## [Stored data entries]
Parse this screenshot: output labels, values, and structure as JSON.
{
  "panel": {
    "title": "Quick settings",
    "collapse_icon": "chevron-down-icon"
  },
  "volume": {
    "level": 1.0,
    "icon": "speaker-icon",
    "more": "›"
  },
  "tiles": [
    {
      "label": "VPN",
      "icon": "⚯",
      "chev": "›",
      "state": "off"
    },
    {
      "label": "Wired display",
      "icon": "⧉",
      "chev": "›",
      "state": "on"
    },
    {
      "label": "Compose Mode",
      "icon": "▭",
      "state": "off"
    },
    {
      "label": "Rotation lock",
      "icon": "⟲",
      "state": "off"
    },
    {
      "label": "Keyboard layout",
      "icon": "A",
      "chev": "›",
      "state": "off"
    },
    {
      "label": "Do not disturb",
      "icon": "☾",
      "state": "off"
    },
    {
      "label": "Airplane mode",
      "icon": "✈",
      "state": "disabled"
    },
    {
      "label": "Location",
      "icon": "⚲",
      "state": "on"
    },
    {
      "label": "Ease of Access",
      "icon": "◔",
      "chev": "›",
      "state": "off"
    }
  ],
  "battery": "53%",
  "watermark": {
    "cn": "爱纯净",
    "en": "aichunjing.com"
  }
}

## [Set problem]
Using the exact wording, write out all of the records.

## [Answer to this exercise]
Parse this screenshot: output labels, values, and structure as JSON.
{
  "panel": {
    "title": "Quick settings",
    "collapse_icon": "chevron-down-icon"
  },
  "volume": {
    "level": 1.0,
    "icon": "speaker-icon",
    "more": "›"
  },
  "tiles": [
    {
      "label": "VPN",
      "icon": "⚯",
      "chev": "›",
      "state": "off"
    },
    {
      "label": "Wired display",
      "icon": "⧉",
      "chev": "›",
      "state": "on"
    },
    {
      "label": "Compose Mode",
      "icon": "▭",
      "state": "off"
    },
    {
      "label": "Rotation lock",
      "icon": "⟲",
      "state": "off"
    },
    {
      "label": "Keyboard layout",
      "icon": "A",
      "chev": "›",
      "state": "off"
    },
    {
      "label": "Do not disturb",
      "icon": "☾",
      "state": "off"
    },
    {
      "label": "Airplane mode",
      "icon": "✈",
      "state": "disabled"
    },
    {
      "label": "Location",
      "icon": "⚲",
      "state": "on"
    },
    {
      "label": "Ease of Access",
      "icon": "◔",
      "chev": "›",
      "state": "off"
    }
  ],
  "battery": "53%",
  "watermark": {
    "cn": "爱纯净",
    "en": "aichunjing.com"
  }
}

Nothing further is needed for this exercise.